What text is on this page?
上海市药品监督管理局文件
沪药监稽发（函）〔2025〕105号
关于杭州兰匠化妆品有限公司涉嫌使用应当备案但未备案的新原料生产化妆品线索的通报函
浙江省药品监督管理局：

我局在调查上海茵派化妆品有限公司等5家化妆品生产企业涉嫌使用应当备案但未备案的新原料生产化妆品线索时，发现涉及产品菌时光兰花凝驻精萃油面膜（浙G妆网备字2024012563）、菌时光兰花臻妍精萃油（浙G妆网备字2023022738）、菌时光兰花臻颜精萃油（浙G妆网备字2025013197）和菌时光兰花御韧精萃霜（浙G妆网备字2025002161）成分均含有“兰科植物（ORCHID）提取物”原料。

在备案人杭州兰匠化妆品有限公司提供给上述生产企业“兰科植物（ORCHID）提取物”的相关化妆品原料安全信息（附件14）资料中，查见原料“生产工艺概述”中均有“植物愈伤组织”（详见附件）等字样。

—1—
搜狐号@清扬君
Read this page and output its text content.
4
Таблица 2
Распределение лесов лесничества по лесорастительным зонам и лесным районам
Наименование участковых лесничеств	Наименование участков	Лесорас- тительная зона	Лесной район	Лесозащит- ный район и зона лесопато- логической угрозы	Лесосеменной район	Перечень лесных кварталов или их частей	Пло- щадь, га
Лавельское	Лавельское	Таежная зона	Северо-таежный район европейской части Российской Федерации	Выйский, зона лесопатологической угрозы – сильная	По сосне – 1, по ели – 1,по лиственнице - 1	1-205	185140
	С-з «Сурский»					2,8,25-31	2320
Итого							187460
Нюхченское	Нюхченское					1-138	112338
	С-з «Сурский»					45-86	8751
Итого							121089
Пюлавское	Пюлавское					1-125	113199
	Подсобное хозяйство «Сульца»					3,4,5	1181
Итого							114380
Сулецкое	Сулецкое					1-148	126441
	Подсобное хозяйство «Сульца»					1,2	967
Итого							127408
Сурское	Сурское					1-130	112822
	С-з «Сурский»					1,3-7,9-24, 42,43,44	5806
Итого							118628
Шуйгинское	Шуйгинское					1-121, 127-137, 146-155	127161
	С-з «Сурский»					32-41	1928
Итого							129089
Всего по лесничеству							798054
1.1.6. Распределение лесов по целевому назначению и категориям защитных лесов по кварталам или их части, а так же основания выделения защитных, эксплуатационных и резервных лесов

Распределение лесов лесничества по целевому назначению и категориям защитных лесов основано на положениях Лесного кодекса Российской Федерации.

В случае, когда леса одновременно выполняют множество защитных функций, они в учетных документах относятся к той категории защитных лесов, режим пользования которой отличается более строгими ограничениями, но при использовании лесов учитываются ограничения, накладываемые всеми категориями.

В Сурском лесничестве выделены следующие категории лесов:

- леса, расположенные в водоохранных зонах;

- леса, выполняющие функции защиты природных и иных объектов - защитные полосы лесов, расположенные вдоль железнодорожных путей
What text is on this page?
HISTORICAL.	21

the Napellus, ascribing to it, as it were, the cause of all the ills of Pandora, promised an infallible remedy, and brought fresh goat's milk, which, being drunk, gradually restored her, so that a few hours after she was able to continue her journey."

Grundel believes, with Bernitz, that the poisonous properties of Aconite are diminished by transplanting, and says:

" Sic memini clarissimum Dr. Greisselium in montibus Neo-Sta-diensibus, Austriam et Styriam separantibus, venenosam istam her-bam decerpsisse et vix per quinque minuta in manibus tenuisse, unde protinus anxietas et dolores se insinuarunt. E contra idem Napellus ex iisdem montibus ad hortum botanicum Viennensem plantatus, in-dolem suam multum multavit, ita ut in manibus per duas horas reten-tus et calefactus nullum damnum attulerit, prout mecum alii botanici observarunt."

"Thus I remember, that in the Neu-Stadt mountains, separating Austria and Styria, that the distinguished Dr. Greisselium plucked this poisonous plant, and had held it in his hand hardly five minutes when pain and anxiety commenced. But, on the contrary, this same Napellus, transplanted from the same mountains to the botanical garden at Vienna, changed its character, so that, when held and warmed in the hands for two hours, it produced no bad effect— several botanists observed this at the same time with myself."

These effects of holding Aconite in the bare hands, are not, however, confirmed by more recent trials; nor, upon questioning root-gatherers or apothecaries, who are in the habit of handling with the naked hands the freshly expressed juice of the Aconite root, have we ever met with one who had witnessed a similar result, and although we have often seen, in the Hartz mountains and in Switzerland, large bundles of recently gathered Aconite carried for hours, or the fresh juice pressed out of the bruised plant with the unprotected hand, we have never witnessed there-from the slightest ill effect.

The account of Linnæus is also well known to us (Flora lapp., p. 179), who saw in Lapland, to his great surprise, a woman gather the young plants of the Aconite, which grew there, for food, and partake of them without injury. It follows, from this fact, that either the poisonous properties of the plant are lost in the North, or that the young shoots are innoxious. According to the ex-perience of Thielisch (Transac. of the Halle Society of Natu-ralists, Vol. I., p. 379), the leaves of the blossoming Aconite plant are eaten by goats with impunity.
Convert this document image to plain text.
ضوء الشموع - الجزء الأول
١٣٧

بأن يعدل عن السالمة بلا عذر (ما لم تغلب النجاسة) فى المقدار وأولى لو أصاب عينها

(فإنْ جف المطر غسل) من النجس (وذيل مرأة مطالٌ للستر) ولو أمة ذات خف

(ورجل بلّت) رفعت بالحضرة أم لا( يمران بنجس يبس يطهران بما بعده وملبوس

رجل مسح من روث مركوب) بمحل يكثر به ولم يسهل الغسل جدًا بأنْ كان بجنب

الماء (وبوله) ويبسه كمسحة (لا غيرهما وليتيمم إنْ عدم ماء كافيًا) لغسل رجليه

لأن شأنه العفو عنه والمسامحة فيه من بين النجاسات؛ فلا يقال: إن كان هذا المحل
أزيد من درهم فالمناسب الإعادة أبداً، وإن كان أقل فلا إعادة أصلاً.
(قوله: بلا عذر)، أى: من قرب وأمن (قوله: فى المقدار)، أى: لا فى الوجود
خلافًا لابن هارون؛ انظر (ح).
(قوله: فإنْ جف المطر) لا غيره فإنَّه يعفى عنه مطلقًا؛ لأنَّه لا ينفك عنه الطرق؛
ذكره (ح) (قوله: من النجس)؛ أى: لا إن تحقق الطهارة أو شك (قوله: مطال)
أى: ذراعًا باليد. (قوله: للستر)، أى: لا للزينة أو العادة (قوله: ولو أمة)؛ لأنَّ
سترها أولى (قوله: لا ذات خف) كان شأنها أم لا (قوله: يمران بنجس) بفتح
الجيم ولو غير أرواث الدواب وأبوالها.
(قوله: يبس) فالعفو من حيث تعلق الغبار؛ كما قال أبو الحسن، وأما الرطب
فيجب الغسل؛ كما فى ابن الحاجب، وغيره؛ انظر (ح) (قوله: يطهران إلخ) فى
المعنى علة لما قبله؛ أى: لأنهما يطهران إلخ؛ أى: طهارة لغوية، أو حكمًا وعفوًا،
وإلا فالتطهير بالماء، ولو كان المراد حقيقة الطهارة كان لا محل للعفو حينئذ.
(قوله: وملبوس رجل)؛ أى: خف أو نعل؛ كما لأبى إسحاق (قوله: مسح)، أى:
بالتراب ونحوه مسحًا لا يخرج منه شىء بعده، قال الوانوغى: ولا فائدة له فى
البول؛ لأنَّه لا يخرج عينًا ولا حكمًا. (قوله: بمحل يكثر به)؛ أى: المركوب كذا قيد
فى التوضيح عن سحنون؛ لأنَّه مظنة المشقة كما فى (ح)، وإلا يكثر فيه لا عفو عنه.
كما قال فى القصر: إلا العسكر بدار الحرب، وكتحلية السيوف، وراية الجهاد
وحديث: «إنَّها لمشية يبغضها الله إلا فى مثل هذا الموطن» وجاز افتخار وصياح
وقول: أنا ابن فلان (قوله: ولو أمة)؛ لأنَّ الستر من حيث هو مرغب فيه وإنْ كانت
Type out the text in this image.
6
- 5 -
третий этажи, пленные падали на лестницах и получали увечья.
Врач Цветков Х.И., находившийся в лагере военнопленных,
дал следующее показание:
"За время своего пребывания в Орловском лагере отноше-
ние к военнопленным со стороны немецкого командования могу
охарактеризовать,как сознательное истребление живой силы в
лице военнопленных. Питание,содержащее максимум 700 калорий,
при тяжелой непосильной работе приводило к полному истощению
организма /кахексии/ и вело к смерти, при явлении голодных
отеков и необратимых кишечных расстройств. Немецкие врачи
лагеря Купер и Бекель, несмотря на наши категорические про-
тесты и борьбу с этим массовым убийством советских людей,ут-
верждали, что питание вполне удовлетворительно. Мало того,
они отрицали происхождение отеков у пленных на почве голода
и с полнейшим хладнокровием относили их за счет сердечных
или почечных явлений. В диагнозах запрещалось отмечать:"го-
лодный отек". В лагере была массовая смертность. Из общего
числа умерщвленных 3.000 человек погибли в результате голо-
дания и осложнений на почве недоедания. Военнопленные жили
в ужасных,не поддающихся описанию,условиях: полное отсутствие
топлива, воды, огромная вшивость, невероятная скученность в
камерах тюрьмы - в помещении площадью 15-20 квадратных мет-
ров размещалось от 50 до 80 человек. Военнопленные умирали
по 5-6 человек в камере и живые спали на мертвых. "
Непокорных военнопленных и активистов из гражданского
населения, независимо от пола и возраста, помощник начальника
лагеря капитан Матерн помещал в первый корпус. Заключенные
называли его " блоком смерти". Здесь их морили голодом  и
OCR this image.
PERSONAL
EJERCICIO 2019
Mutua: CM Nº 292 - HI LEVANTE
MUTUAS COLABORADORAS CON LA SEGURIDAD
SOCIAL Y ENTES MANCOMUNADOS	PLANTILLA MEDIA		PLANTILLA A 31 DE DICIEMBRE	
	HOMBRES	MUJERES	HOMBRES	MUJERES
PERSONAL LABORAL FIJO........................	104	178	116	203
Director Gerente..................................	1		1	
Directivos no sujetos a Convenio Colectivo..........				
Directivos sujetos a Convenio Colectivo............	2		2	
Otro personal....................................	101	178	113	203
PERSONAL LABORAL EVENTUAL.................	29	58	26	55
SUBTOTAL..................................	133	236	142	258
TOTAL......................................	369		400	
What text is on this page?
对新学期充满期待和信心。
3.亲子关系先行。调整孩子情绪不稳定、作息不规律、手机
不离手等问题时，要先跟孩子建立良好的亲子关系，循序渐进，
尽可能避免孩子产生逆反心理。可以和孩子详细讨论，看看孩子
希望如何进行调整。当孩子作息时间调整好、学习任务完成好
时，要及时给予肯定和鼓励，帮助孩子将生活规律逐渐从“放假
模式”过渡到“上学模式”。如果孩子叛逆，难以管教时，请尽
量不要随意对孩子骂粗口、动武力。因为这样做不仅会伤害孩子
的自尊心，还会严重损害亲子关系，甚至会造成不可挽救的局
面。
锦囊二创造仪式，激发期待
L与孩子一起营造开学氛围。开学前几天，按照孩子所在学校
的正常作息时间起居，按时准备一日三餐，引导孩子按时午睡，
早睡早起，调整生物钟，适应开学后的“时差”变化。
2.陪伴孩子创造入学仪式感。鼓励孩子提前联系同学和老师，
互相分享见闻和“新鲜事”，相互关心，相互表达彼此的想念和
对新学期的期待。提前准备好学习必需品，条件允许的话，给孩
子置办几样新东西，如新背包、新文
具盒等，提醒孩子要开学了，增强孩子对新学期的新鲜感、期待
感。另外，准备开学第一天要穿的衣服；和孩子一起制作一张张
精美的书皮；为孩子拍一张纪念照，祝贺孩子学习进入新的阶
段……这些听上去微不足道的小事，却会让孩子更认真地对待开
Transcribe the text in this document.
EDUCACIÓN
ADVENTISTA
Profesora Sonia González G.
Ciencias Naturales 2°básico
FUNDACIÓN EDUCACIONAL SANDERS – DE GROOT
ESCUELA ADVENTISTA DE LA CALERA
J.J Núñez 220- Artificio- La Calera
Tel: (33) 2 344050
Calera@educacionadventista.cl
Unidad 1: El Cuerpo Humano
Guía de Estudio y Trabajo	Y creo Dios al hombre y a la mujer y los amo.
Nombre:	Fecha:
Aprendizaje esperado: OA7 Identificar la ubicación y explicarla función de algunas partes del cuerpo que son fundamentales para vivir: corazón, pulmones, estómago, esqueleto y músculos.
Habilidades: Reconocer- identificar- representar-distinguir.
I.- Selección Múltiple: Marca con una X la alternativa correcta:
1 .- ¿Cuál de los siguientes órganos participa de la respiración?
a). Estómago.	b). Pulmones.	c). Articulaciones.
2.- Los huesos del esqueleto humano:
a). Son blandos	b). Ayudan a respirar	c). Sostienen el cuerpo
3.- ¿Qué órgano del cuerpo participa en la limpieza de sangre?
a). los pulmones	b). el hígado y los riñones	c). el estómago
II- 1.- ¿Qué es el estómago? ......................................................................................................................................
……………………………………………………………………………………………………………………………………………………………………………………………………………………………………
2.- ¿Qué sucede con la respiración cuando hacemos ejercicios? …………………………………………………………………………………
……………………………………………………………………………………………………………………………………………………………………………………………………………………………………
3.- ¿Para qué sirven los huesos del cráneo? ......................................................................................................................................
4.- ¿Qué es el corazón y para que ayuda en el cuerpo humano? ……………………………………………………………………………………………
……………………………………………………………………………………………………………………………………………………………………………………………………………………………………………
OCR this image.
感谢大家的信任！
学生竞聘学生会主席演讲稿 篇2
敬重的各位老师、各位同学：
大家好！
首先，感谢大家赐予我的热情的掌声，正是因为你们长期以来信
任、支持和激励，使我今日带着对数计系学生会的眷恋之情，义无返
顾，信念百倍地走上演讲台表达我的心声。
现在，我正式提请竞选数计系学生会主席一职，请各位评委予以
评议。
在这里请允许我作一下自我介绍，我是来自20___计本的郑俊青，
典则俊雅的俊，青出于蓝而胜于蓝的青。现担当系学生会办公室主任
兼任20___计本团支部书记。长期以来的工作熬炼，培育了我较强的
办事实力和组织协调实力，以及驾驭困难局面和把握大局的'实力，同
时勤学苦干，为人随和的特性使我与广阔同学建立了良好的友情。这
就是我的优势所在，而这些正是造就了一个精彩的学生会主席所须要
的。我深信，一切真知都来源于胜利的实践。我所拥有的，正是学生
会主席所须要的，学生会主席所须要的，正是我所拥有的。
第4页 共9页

**TASK TO COMPLETE:** For the listing above, give the number of lines in which the string "Directivos" occurs, and nothing else.

**RESULT OF THE TASK:** 2